- INSTRUCTION
The data must be written out once more, precisely as given.

Entries from a dataset:
§ §

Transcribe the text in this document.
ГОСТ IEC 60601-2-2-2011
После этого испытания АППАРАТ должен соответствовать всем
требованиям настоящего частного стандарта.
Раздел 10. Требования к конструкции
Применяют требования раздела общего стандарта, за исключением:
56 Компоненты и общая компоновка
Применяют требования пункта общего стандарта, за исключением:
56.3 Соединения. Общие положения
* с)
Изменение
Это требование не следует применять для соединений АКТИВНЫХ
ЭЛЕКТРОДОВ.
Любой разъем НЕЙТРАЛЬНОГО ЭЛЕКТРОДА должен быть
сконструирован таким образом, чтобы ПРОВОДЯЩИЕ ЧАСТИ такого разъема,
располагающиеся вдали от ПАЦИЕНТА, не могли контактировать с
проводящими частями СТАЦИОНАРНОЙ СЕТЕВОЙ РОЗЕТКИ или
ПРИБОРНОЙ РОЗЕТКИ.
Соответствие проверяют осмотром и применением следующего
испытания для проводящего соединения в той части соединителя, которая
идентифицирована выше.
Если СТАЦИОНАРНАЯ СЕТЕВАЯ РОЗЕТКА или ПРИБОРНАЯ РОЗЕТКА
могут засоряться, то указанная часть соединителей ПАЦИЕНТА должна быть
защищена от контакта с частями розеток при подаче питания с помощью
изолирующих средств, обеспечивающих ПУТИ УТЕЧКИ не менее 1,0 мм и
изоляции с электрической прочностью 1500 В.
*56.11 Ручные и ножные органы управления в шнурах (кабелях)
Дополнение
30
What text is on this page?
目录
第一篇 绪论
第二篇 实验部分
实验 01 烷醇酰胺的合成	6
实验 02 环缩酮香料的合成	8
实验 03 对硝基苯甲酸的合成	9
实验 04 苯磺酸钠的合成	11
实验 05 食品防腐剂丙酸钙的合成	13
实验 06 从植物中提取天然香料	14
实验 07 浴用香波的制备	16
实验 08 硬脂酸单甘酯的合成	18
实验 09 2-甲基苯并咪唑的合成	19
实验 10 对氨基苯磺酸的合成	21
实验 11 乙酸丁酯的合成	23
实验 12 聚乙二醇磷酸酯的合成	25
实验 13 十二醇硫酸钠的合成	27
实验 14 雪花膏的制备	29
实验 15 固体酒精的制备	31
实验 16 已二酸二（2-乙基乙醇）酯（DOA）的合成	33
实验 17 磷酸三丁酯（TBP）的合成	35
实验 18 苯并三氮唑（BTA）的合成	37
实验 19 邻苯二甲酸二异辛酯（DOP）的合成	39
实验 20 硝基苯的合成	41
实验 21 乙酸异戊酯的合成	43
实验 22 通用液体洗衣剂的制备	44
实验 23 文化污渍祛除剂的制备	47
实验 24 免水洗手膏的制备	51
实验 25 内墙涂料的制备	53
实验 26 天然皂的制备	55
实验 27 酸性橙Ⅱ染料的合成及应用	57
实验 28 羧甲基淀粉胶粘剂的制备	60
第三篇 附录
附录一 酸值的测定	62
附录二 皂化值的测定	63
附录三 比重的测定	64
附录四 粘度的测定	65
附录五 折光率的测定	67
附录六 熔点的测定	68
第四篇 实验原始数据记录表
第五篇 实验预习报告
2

§ §

- THE RESPONSE
Transcribe the text in this document.
ГОСТ IEC 60601-2-2-2011
После этого испытания АППАРАТ должен соответствовать всем
требованиям настоящего частного стандарта.
Раздел 10. Требования к конструкции
Применяют требования раздела общего стандарта, за исключением:
56 Компоненты и общая компоновка
Применяют требования пункта общего стандарта, за исключением:
56.3 Соединения. Общие положения
* с)
Изменение
Это требование не следует применять для соединений АКТИВНЫХ
ЭЛЕКТРОДОВ.
Любой разъем НЕЙТРАЛЬНОГО ЭЛЕКТРОДА должен быть
сконструирован таким образом, чтобы ПРОВОДЯЩИЕ ЧАСТИ такого разъема,
располагающиеся вдали от ПАЦИЕНТА, не могли контактировать с
проводящими частями СТАЦИОНАРНОЙ СЕТЕВОЙ РОЗЕТКИ или
ПРИБОРНОЙ РОЗЕТКИ.
Соответствие проверяют осмотром и применением следующего
испытания для проводящего соединения в той части соединителя, которая
идентифицирована выше.
Если СТАЦИОНАРНАЯ СЕТЕВАЯ РОЗЕТКА или ПРИБОРНАЯ РОЗЕТКА
могут засоряться, то указанная часть соединителей ПАЦИЕНТА должна быть
защищена от контакта с частями розеток при подаче питания с помощью
изолирующих средств, обеспечивающих ПУТИ УТЕЧКИ не менее 1,0 мм и
изоляции с электрической прочностью 1500 В.
*56.11 Ручные и ножные органы управления в шнурах (кабелях)
Дополнение
30
What text is on this page?
目录
第一篇 绪论
第二篇 实验部分
实验 01 烷醇酰胺的合成	6
实验 02 环缩酮香料的合成	8
实验 03 对硝基苯甲酸的合成	9
实验 04 苯磺酸钠的合成	11
实验 05 食品防腐剂丙酸钙的合成	13
实验 06 从植物中提取天然香料	14
实验 07 浴用香波的制备	16
实验 08 硬脂酸单甘酯的合成	18
实验 09 2-甲基苯并咪唑的合成	19
实验 10 对氨基苯磺酸的合成	21
实验 11 乙酸丁酯的合成	23
实验 12 聚乙二醇磷酸酯的合成	25
实验 13 十二醇硫酸钠的合成	27
实验 14 雪花膏的制备	29
实验 15 固体酒精的制备	31
实验 16 已二酸二（2-乙基乙醇）酯（DOA）的合成	33
实验 17 磷酸三丁酯（TBP）的合成	35
实验 18 苯并三氮唑（BTA）的合成	37
实验 19 邻苯二甲酸二异辛酯（DOP）的合成	39
实验 20 硝基苯的合成	41
实验 21 乙酸异戊酯的合成	43
实验 22 通用液体洗衣剂的制备	44
实验 23 文化污渍祛除剂的制备	47
实验 24 免水洗手膏的制备	51
实验 25 内墙涂料的制备	53
实验 26 天然皂的制备	55
实验 27 酸性橙Ⅱ染料的合成及应用	57
实验 28 羧甲基淀粉胶粘剂的制备	60
第三篇 附录
附录一 酸值的测定	62
附录二 皂化值的测定	63
附录三 比重的测定	64
附录四 粘度的测定	65
附录五 折光率的测定	67
附录六 熔点的测定	68
第四篇 实验原始数据记录表
第五篇 实验预习报告
2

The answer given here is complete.